Extract to read =>
-*-

"
Hi Mike!
Saw your post about Diskwarrior and overlapped files the other day, and
finally have a chance to share my experience with the same problem.
Here's the dialog between me and Jorg at Alsoft:
Question_or_Problem:
Disk Warrior has been running 13 hours now, and has found 3986
overlapped files so far. Any idea if it's worth continuing the run?
(My teenaged son was on my machine, screwed something up, then tried to
fix it with an old Norton Utilities version 4 CD). Internal is
unbootable; Finder says it "cannot be found."
--Mark
Mac OS Version: Mac OS 8.6
Mac Model: G3 blue+white
Mac Processor: G3 (PPC 750)
Mac RAM: 256
(Alsoft Comments)
Whether you continue to allow DiskWarrior to run or not is up to you. It
will eventually finish the job and give you back a working directory. If
you need the computer right now and all the files are backed up then you
may want to stop the process. Remember if you stop it and then decide to
restart DiskWarrior it will take another thirteen hours to get back to
this point. If all the files are backed up it would be more efficient to
reformat the disk and restore the files.
If you decide to continue on what will happen is that DiskWarrior will
give you a report. At this time you can look at a preview disk and if
you have the capability you can back up the files from here. If you go
on to replace the directory what will happen is that DiskWarrior will
separate the overlapped files. Let's say file a and file b are
overlapped, DiskWarrior will copy file b to another spot on the disk.

-*-

Provided information =>

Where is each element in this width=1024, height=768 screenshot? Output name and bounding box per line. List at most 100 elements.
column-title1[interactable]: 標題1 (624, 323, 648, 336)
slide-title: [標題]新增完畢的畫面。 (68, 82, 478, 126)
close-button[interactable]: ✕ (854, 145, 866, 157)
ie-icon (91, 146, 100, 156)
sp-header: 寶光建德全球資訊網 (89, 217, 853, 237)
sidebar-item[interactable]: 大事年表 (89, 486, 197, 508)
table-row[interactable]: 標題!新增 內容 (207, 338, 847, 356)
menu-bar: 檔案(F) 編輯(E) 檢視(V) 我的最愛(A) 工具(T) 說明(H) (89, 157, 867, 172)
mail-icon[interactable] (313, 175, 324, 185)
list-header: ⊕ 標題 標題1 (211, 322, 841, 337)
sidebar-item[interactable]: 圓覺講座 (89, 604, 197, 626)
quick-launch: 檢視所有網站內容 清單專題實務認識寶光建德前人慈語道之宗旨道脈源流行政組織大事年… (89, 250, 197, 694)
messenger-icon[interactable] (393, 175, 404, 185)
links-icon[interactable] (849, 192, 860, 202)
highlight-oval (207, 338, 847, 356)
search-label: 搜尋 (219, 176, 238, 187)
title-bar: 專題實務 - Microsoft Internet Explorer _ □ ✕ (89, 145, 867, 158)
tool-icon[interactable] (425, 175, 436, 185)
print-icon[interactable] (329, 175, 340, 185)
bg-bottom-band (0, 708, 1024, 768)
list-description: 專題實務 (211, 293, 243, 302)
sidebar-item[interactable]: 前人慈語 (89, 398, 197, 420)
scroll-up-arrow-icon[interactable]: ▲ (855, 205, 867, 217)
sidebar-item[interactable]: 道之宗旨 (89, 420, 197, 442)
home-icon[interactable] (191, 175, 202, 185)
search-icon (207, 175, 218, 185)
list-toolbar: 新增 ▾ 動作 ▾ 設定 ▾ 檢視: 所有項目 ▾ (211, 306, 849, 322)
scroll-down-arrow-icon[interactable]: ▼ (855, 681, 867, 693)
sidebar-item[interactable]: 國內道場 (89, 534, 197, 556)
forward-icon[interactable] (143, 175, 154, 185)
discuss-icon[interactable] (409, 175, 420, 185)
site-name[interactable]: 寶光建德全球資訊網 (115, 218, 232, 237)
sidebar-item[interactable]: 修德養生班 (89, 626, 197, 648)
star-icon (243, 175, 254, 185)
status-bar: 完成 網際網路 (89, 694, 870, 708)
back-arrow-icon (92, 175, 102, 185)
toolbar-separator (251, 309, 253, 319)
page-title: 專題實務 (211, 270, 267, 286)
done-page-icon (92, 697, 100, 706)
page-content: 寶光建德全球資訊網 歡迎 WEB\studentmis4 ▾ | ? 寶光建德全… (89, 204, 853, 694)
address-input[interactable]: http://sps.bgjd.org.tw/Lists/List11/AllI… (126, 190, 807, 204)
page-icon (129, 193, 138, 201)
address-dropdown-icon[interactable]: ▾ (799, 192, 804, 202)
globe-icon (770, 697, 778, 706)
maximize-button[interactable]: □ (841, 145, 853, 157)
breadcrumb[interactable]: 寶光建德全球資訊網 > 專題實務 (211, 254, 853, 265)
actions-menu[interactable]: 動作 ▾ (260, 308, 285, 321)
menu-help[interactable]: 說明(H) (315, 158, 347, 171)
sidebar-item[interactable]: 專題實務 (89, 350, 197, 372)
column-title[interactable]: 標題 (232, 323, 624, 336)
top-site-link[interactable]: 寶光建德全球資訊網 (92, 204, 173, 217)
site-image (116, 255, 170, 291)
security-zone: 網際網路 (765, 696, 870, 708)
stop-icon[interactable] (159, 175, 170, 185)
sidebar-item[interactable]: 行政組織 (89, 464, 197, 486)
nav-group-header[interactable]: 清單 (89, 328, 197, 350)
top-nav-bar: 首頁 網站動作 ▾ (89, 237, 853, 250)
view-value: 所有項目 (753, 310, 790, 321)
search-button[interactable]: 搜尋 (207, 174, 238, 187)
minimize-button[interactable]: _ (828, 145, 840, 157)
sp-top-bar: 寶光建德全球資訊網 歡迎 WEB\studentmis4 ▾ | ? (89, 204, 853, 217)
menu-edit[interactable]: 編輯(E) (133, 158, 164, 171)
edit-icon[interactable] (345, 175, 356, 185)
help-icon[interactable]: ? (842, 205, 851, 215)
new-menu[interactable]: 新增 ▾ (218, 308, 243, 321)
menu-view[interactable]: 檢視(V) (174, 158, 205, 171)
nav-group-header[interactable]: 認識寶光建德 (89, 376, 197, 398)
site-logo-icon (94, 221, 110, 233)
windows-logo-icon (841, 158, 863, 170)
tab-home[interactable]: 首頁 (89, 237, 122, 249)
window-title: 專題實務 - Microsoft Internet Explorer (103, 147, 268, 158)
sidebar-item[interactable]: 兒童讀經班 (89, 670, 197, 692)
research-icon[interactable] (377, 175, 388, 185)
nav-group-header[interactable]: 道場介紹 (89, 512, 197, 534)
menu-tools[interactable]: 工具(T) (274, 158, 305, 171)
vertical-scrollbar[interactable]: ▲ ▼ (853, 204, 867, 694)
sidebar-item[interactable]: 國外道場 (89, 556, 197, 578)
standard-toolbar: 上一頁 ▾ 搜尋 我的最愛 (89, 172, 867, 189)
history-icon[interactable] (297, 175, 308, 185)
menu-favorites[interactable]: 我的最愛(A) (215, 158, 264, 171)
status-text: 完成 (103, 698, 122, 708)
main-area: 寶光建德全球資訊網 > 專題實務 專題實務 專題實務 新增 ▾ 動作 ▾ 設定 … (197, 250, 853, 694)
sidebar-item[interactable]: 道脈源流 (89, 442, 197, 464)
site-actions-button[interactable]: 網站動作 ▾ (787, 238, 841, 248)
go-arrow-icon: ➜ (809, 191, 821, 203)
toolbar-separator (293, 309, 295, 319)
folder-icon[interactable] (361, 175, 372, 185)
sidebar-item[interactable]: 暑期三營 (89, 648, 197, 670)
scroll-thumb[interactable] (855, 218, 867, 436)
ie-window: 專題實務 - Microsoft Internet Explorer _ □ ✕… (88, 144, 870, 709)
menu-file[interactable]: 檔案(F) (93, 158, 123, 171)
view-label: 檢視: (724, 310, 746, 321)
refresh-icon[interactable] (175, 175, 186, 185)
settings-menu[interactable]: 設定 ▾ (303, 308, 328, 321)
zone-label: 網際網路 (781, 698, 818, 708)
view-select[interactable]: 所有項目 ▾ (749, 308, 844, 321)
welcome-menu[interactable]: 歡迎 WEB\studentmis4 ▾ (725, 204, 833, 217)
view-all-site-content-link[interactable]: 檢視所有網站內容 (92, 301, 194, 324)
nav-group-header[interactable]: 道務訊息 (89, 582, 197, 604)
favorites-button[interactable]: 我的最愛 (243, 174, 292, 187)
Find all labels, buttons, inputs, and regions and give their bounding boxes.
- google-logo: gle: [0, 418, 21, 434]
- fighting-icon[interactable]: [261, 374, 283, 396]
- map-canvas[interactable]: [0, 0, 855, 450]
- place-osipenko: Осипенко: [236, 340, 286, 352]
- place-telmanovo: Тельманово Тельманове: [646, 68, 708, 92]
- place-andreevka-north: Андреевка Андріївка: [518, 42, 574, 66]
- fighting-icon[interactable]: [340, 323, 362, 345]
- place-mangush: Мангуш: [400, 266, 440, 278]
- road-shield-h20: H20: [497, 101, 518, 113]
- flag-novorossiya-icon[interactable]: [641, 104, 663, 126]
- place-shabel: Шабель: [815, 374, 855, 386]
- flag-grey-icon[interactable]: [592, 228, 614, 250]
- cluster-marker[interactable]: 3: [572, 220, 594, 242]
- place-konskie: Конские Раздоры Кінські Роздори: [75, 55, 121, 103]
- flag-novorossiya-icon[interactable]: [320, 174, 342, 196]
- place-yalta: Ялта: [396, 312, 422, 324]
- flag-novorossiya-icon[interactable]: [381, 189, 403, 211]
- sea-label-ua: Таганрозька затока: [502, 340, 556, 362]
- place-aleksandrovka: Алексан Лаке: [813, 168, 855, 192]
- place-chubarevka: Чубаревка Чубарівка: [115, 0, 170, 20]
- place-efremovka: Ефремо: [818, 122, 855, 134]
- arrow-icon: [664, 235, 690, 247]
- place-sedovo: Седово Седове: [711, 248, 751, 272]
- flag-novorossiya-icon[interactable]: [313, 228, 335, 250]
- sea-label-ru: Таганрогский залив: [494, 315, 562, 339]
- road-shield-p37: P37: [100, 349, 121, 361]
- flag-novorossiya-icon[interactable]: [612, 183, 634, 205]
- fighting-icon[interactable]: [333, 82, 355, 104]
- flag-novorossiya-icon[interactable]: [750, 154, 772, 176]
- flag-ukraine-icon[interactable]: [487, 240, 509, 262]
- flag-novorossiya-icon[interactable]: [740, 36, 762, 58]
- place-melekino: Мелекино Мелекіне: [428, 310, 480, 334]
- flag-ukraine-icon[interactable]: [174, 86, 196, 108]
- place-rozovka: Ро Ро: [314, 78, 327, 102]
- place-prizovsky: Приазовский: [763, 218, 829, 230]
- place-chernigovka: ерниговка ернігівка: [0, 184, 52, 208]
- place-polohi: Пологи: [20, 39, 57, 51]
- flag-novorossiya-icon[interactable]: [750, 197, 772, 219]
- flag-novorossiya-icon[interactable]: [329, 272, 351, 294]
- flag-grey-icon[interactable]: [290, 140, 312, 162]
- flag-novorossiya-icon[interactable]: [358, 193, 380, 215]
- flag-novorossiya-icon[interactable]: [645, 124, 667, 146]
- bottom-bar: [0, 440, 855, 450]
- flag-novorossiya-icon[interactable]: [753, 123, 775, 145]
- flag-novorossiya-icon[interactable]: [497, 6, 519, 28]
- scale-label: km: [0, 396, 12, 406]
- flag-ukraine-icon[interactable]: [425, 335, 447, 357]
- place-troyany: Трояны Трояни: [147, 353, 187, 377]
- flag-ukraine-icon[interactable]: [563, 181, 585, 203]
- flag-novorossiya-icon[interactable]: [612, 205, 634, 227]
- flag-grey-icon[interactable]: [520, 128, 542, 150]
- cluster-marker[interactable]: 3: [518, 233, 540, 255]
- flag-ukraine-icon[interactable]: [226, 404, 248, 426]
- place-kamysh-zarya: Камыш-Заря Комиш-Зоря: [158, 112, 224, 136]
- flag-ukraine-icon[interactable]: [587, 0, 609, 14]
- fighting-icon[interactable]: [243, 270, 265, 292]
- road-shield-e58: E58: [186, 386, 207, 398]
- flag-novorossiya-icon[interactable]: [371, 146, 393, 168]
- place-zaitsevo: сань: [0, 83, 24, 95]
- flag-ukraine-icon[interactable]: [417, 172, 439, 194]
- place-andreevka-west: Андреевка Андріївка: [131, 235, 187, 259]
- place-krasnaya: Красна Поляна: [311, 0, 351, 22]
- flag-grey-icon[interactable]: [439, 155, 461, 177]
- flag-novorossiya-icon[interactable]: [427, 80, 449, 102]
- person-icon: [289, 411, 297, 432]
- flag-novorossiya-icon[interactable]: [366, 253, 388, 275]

-*-

Explore the material =>
• 1. In the DiskWarrior message above, condense the paragraph beginning "Whether you continue to allow DiskWarrior" into a short bulleted list that keeps its main facts.
• 2. Carry the message about DiskWarrior and overlapped files forward from its final sentence.

Numbered answers =>
• 1.
- Whether to keep DiskWarrior running is the user's choice. It will eventually finish and return a working directory.
- If the computer is needed right away and all files are backed up, stopping the process may be the better option.
- Stopping and restarting DiskWarrior would take another thirteen hours to return to the same point.
- With all files backed up, reformatting the disk and restoring the files would be more efficient.

• 2.
With 3986 files that could fill up the disk. At that point you will have
a working disk and you can most likely restart the computer from the
disk but there will still be overlapped files. If this occurs copy some
of the files off the disk then trash those files and run DiskWarrior
again to allow it to finish unoverlapping the files.
(Jorg of Alsoft)
(Mark's comments later-Mike)
...
Disk Warrior ran 70 hours and then it fixed every damn thing!!!
Actually, it blew off while repairing the overlapped files after
replacing the directory, but I found an alias in Damaged Items that was
2GB in size, trashed that, reran DW, and it adjusted disk space used to
the correct 5.5 GB of 6GB disk, pretty much ignored the overlapped files
thing, and finished in just a few minutes.
I'm a very happy camper, especially since the boy finally admitted that
he'd run Norton 4 not just once--but SIX Times!
Thanks again for your help, especially the sentence: "It will eventually
finish the job and give you back a working directory." There were many
times between 11:21 p.m. Thursday and approximately 9 p.m. Sunday, when
as I watched the "overlapped files" count slowly rise through the
thousands to a final count of 10,756, that only your words and a
stubborn disposition kept me from just reformatting the drive.
--Mark"
I've had Diskwarrior save my bacon many times, but it never took more than a few minutes until the Powerbook HD was trashed. I consider it one of the 'must-have' Mac disk utilities.